● REQUIREMENTS
From the records, pick out and copy each line containing "fielding".

● INFORMATION SHOWN

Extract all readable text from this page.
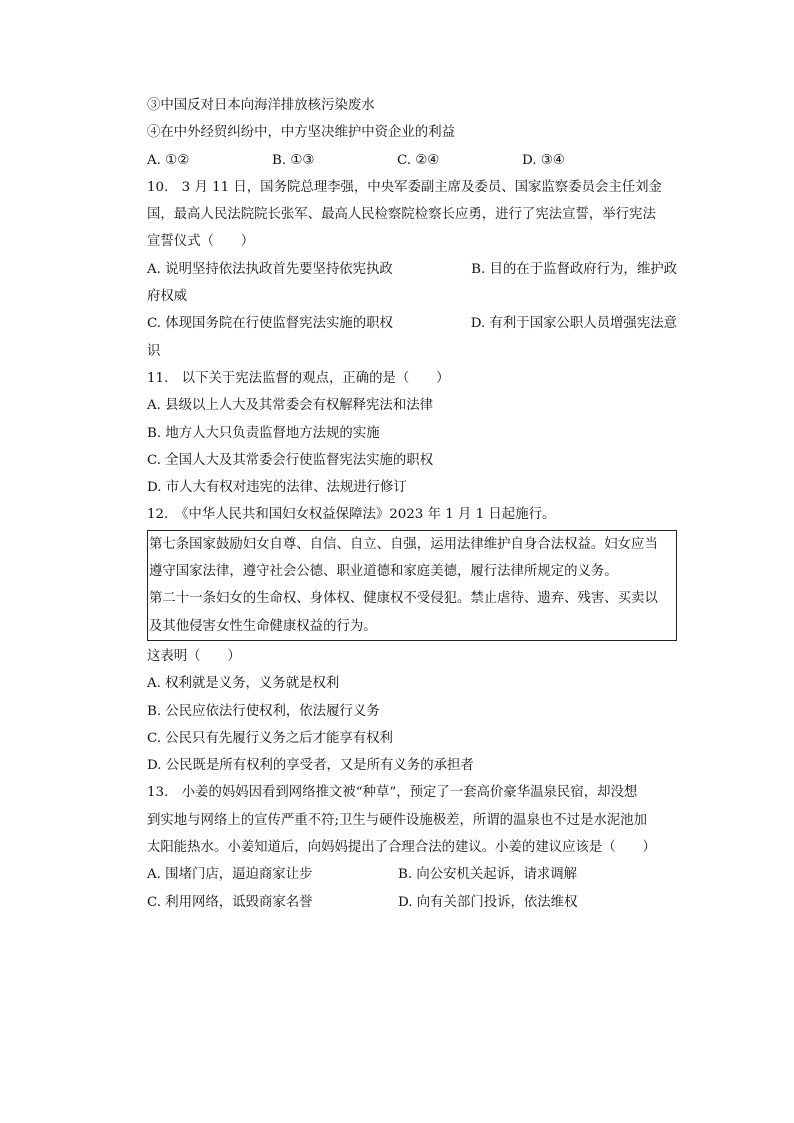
③中国反对日本向海洋排放核污染废水
④在中外经贸纠纷中，中方坚决维护中资企业的利益
A. ①②	B. ①③	C. ②④	D. ③④
10.　3 月 11 日，国务院总理李强，中央军委副主席及委员、国家监察委员会主任刘金
国，最高人民法院院长张军、最高人民检察院检察长应勇，进行了宪法宣誓，举行宪法
宣誓仪式（　　）
A. 说明坚持依法执政首先要坚持依宪执政	B. 目的在于监督政府行为，维护政
府权威
C. 体现国务院在行使监督宪法实施的职权	D. 有利于国家公职人员增强宪法意
识
11.　以下关于宪法监督的观点，正确的是（　　）
A. 县级以上人大及其常委会有权解释宪法和法律
B. 地方人大只负责监督地方法规的实施
C. 全国人大及其常委会行使监督宪法实施的职权
D. 市人大有权对违宪的法律、法规进行修订
12.　《中华人民共和国妇女权益保障法》2023 年 1 月 1 日起施行。
第七条国家鼓励妇女自尊、自信、自立、自强，运用法律维护自身合法权益。妇女应当
遵守国家法律，遵守社会公德、职业道德和家庭美德，履行法律所规定的义务。
第二十一条妇女的生命权、身体权、健康权不受侵犯。禁止虐待、遗弃、残害、买卖以
及其他侵害女性生命健康权益的行为。
这表明（　　）
A. 权利就是义务，义务就是权利
B. 公民应依法行使权利，依法履行义务
C. 公民只有先履行义务之后才能享有权利
D. 公民既是所有权利的享受者，又是所有义务的承担者
13.　小姜的妈妈因看到网络推文被“种草”，预定了一套高价豪华温泉民宿，却没想
到实地与网络上的宣传严重不符;卫生与硬件设施极差，所谓的温泉也不过是水泥池加
太阳能热水。小姜知道后，向妈妈提出了合理合法的建议。小姜的建议应该是（　　）
A. 围堵门店，逼迫商家让步	B. 向公安机关起诉，请求调解
C. 利用网络，诋毁商家名誉	D. 向有关部门投诉，依法维权
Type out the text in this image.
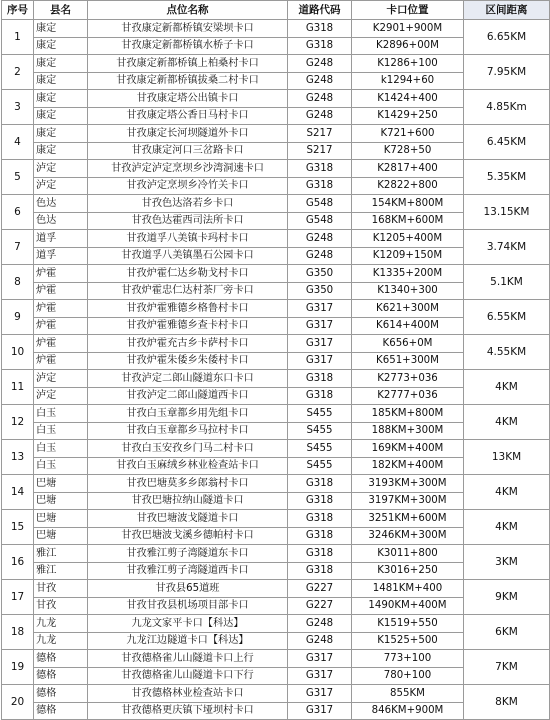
序号	县名	点位名称	道路代码	卡口位置	区间距离
1	康定	甘孜康定新都桥镇安梁坝卡口	G318	K2901+900M	6.65KM
	康定	甘孜康定新都桥镇水桥子卡口	G318	K2896+00M	
2	康定	甘孜康定新都桥镇上柏桑村卡口	G248	K1286+100	7.95KM
	康定	甘孜康定新都桥镇拔桑二村卡口	G248	k1294+60	
3	康定	甘孜康定塔公出镇卡口	G248	K1424+400	4.85Km
	康定	甘孜康定塔公香日马村卡口	G248	K1429+250	
4	康定	甘孜康定长河坝隧道外卡口	S217	K721+600	6.45KM
	康定	甘孜康定河口三岔路卡口	S217	K728+50	
5	泸定	甘孜泸定泸定烹坝乡沙湾洞速卡口	G318	K2817+400	5.35KM
	泸定	甘孜泸定烹坝乡冷竹关卡口	G318	K2822+800	
6	色达	甘孜色达洛若乡卡口	G548	154KM+800M	13.15KM
	色达	甘孜色达霍西司法所卡口	G548	168KM+600M	
7	道孚	甘孜道孚八美镇卡玛村卡口	G248	K1205+400M	3.74KM
	道孚	甘孜道孚八美镇墨石公园卡口	G248	K1209+150M	
8	炉霍	甘孜炉霍仁达乡勒戈村卡口	G350	K1335+200M	5.1KM
	炉霍	甘孜炉霍忠仁达村茶厂旁卡口	G350	K1340+300	
9	炉霍	甘孜炉霍雅德乡格鲁村卡口	G317	K621+300M	6.55KM
	炉霍	甘孜炉霍雅德乡查卡村卡口	G317	K614+400M	
10	炉霍	甘孜炉霍充古乡卡萨村卡口	G317	K656+0M	4.55KM
	炉霍	甘孜炉霍朱倭乡朱倭村卡口	G317	K651+300M	
11	泸定	甘孜泸定二郎山隧道东口卡口	G318	K2773+036	4KM
	泸定	甘孜泸定二郎山隧道西卡口	G318	K2777+036	
12	白玉	甘孜白玉章都乡用先组卡口	S455	185KM+800M	4KM
	白玉	甘孜白玉章都乡马拉村卡口	S455	188KM+300M	
13	白玉	甘孜白玉安孜乡门马二村卡口	S455	169KM+400M	13KM
	白玉	甘孜白玉麻绒乡林业检查站卡口	S455	182KM+400M	
14	巴塘	甘孜巴塘莫多乡郎翁村卡口	G318	3193KM+300M	4KM
	巴塘	甘孜巴塘拉纳山隧道卡口	G318	3197KM+300M	
15	巴塘	甘孜巴塘波戈隧道卡口	G318	3251KM+600M	4KM
	巴塘	甘孜巴塘波戈溪乡德帕村卡口	G318	3246KM+300M	
16	雅江	甘孜雅江剪子湾隧道东卡口	G318	K3011+800	3KM
	雅江	甘孜雅江剪子湾隧道西卡口	G318	K3016+250	
17	甘孜	甘孜县65道班	G227	1481KM+400	9KM
	甘孜	甘孜甘孜县机场项目部卡口	G227	1490KM+400M	
18	九龙	九龙文家平卡口【科达】	G248	K1519+550	6KM
	九龙	九龙江边隧道卡口【科达】	G248	K1525+500	
19	德格	甘孜德格雀儿山隧道卡口上行	G317	773+100	7KM
	德格	甘孜德格雀儿山隧道卡口下行	G317	780+100	
20	德格	甘孜德格林业检查站卡口	G317	855KM	8KM
	德格	甘孜德格更庆镇下垭坝村卡口	G317	846KM+900M	
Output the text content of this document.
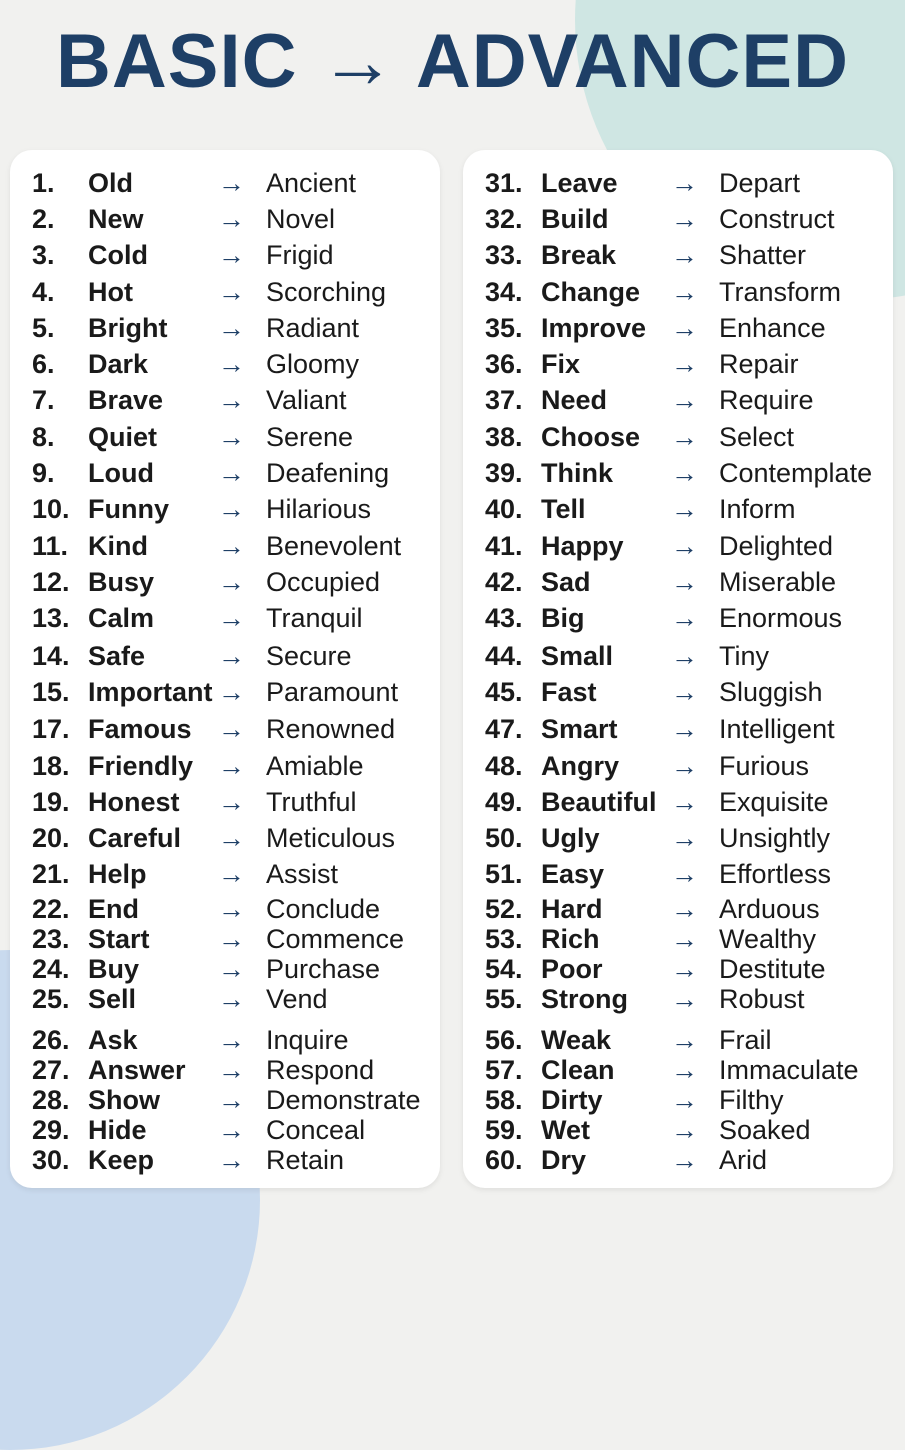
BASIC → ADVANCED
1. Old	→ Ancient
2. New	→ Novel
3. Cold	→ Frigid
4. Hot	→ Scorching
5. Bright → Radiant
6. Dark	→ Gloomy
7. Brave → Valiant
8. Quiet → Serene
9. Loud → Deafening
10. Funny → Hilarious
11. Kind	→ Benevolent
12. Busy → Occupied
13. Calm → Tranquil
14. Safe	→ Secure
15. Important → Paramount
17. Famous → Renowned
18. Friendly → Amiable
19. Honest → Truthful
20. Careful → Meticulous
21. Help	→ Assist
22. End	→ Conclude
23. Start	→ Commence
24. Buy	→ Purchase
25. Sell	→ Vend
26. Ask	→ Inquire
27. Answer → Respond
28. Show → Demonstrate
29. Hide	→ Conceal
30. Keep → Retain
31. Leave → Depart
32. Build → Construct
33. Break → Shatter
34. Change → Transform
35. Improve → Enhance
36. Fix	→ Repair
37. Need → Require
38. Choose → Select
39. Think → Contemplate
40. Tell	→ Inform
41. Happy → Delighted
42. Sad	→ Miserable
43. Big	→ Enormous
44. Small → Tiny
45. Fast	→ Sluggish
47. Smart → Intelligent
48. Angry → Furious
49. Beautiful → Exquisite
50. Ugly	→ Unsightly
51. Easy → Effortless
52. Hard	→ Arduous
53. Rich	→ Wealthy
54. Poor	→ Destitute
55. Strong → Robust
56. Weak → Frail
57. Clean → Immaculate
58. Dirty	→ Filthy
59. Wet	→ Soaked
60. Dry	→ Arid
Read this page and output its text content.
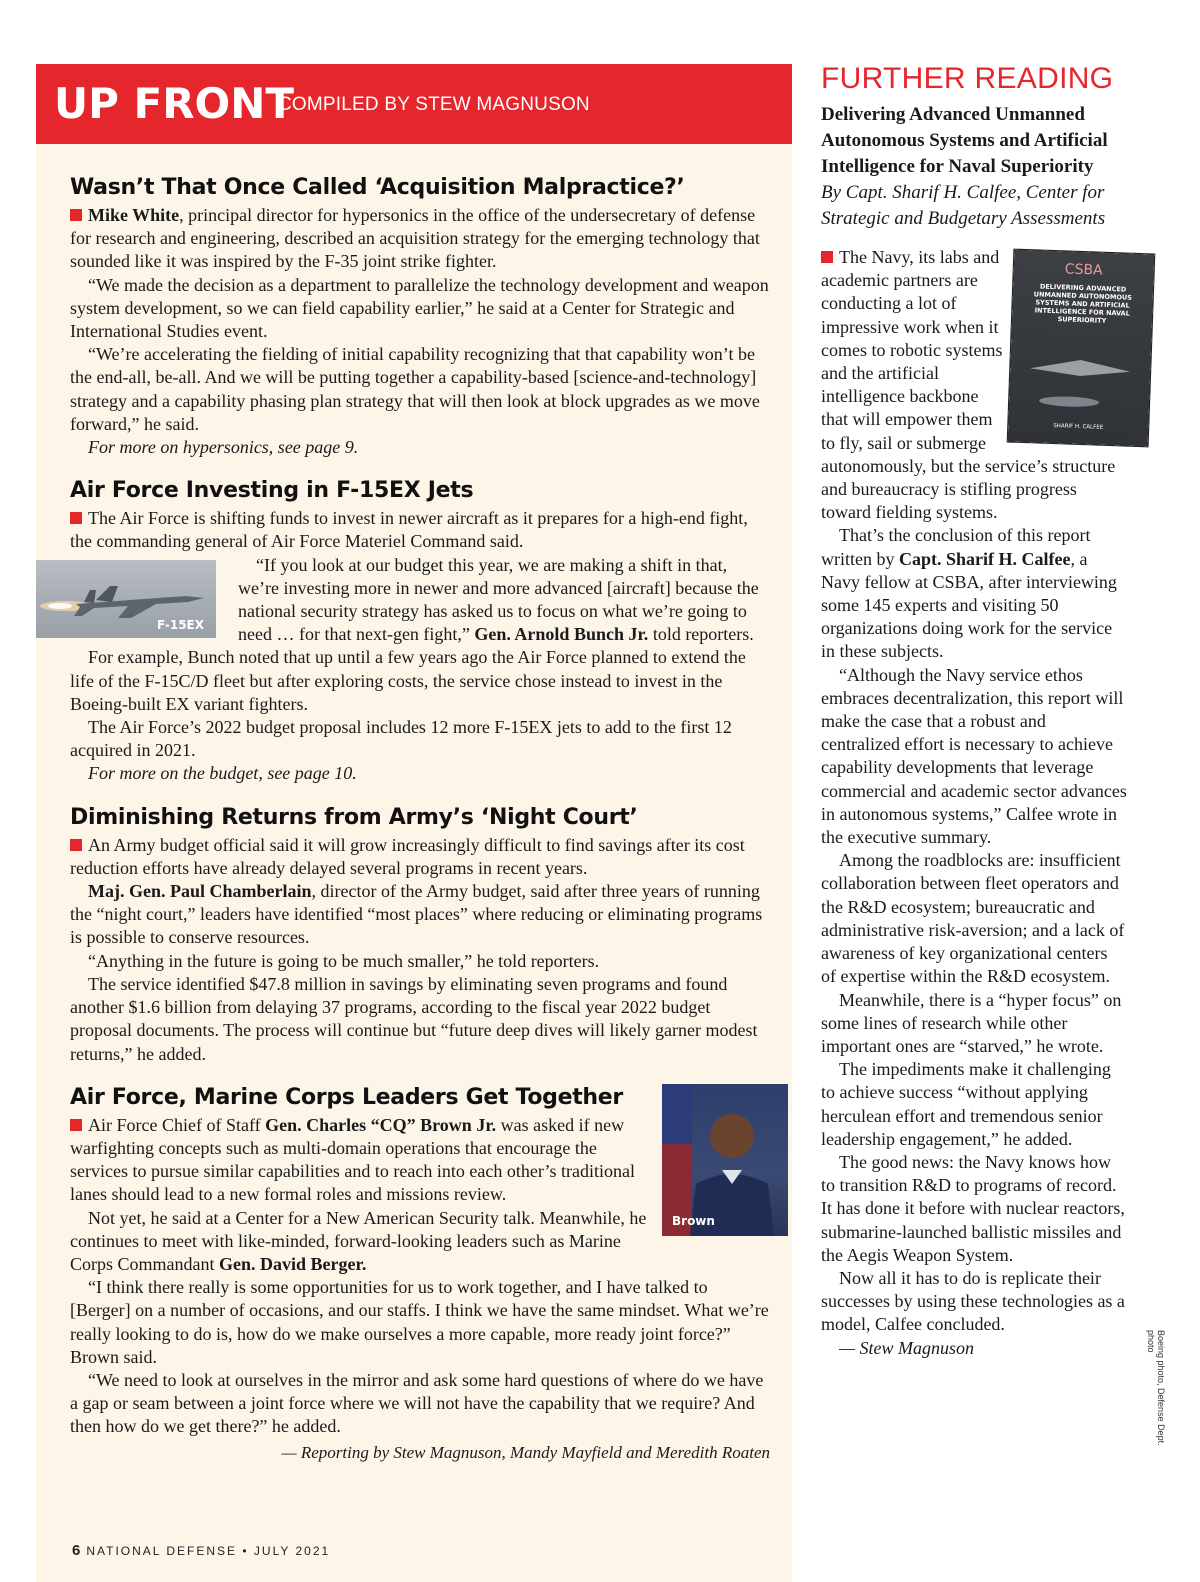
UP FRONT
COMPILED BY STEW MAGNUSON
Wasn’t That Once Called ‘Acquisition Malpractice?’

Mike White, principal director for hypersonics in the office of the undersecretary of defense for research and engineering, described an acquisition strategy for the emerging technology that sounded like it was inspired by the F-35 joint strike fighter.

“We made the decision as a department to parallelize the technology development and weapon system development, so we can field capability earlier,” he said at a Center for Strategic and International Studies event.

“We’re accelerating the fielding of initial capability recognizing that that capability won’t be the end-all, be-all. And we will be putting together a capability-based [science-and-technology] strategy and a capability phasing plan strategy that will then look at block upgrades as we move forward,” he said.

For more on hypersonics, see page 9.

Air Force Investing in F-15EX Jets

The Air Force is shifting funds to invest in newer aircraft as it prepares for a high-end fight, the commanding general of Air Force Materiel Command said.

F-15EX

“If you look at our budget this year, we are making a shift in that, we’re investing more in newer and more advanced [aircraft] because the national security strategy has asked us to focus on what we’re going to need … for that next-gen fight,” Gen. Arnold Bunch Jr. told reporters.

For example, Bunch noted that up until a few years ago the Air Force planned to extend the life of the F-15C/D fleet but after exploring costs, the service chose instead to invest in the Boeing-built EX variant fighters.

The Air Force’s 2022 budget proposal includes 12 more F-15EX jets to add to the first 12 acquired in 2021.

For more on the budget, see page 10.

Diminishing Returns from Army’s ‘Night Court’

An Army budget official said it will grow increasingly difficult to find savings after its cost reduction efforts have already delayed several programs in recent years.

Maj. Gen. Paul Chamberlain, director of the Army budget, said after three years of running the “night court,” leaders have identified “most places” where reducing or eliminating programs is possible to conserve resources.

“Anything in the future is going to be much smaller,” he told reporters.

The service identified $47.8 million in savings by eliminating seven programs and found another $1.6 billion from delaying 37 programs, according to the fiscal year 2022 budget proposal documents. The process will continue but “future deep dives will likely garner modest returns,” he added.

Brown
Air Force, Marine Corps Leaders Get Together

Air Force Chief of Staff Gen. Charles “CQ” Brown Jr. was asked if new warfighting concepts such as multi-domain operations that encourage the services to pursue similar capabilities and to reach into each other’s traditional lanes should lead to a new formal roles and missions review.

Not yet, he said at a Center for a New American Security talk. Meanwhile, he continues to meet with like-minded, forward-looking leaders such as Marine Corps Commandant Gen. David Berger.

“I think there really is some opportunities for us to work together, and I have talked to [Berger] on a number of occasions, and our staffs. I think we have the same mindset. What we’re really looking to do is, how do we make ourselves a more capable, more ready joint force?” Brown said.

“We need to look at ourselves in the mirror and ask some hard questions of where do we have a gap or seam between a joint force where we will not have the capability that we require? And then how do we get there?” he added.

— Reporting by Stew Magnuson, Mandy Mayfield and Meredith Roaten

6 NATIONAL DEFENSE • JULY 2021
FURTHER READING

Delivering Advanced Unmanned Autonomous Systems and Artificial Intelligence for Naval Superiority

By Capt. Sharif H. Calfee, Center for Strategic and Budgetary Assessments

CSBA
DELIVERING ADVANCED UNMANNED AUTONOMOUS SYSTEMS AND ARTIFICIAL INTELLIGENCE FOR NAVAL SUPERIORITY
SHARIF H. CALFEE

The Navy, its labs and academic partners are conducting a lot of impressive work when it comes to robotic systems and the artificial intelligence backbone that will empower them to fly, sail or submerge autonomously, but the service’s structure and bureaucracy is stifling progress toward fielding systems.

That’s the conclusion of this report written by Capt. Sharif H. Calfee, a Navy fellow at CSBA, after interviewing some 145 experts and visiting 50 organizations doing work for the service in these subjects.

“Although the Navy service ethos embraces decentralization, this report will make the case that a robust and centralized effort is necessary to achieve capability developments that leverage commercial and academic sector advances in autonomous systems,” Calfee wrote in the executive summary.

Among the roadblocks are: insufficient collaboration between fleet operators and the R&D ecosystem; bureaucratic and administrative risk-aversion; and a lack of awareness of key organizational centers of expertise within the R&D ecosystem.

Meanwhile, there is a “hyper focus” on some lines of research while other important ones are “starved,” he wrote.

The impediments make it challenging to achieve success “without applying herculean effort and tremendous senior leadership engagement,” he added.

The good news: the Navy knows how to transition R&D to programs of record. It has done it before with nuclear reactors, submarine-launched ballistic missiles and the Aegis Weapon System.

Now all it has to do is replicate their successes by using these technologies as a model, Calfee concluded.

— Stew Magnuson	Boeing photo, Defense Dept. photo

● TASK ANSWER
“We’re accelerating the fielding of initial capability recognizing that that capability won’t be the end-all, be-all. And we will be putting together a capability-based [science-and-technology] strategy and a capability phasing plan strategy that will then look at block upgrades as we move forward,” he said.
The Navy, its labs and academic partners are conducting a lot of impressive work when it comes to robotic systems and the artificial intelligence backbone that will empower them to fly, sail or submerge autonomously, but the service’s structure and bureaucracy is stifling progress toward fielding systems.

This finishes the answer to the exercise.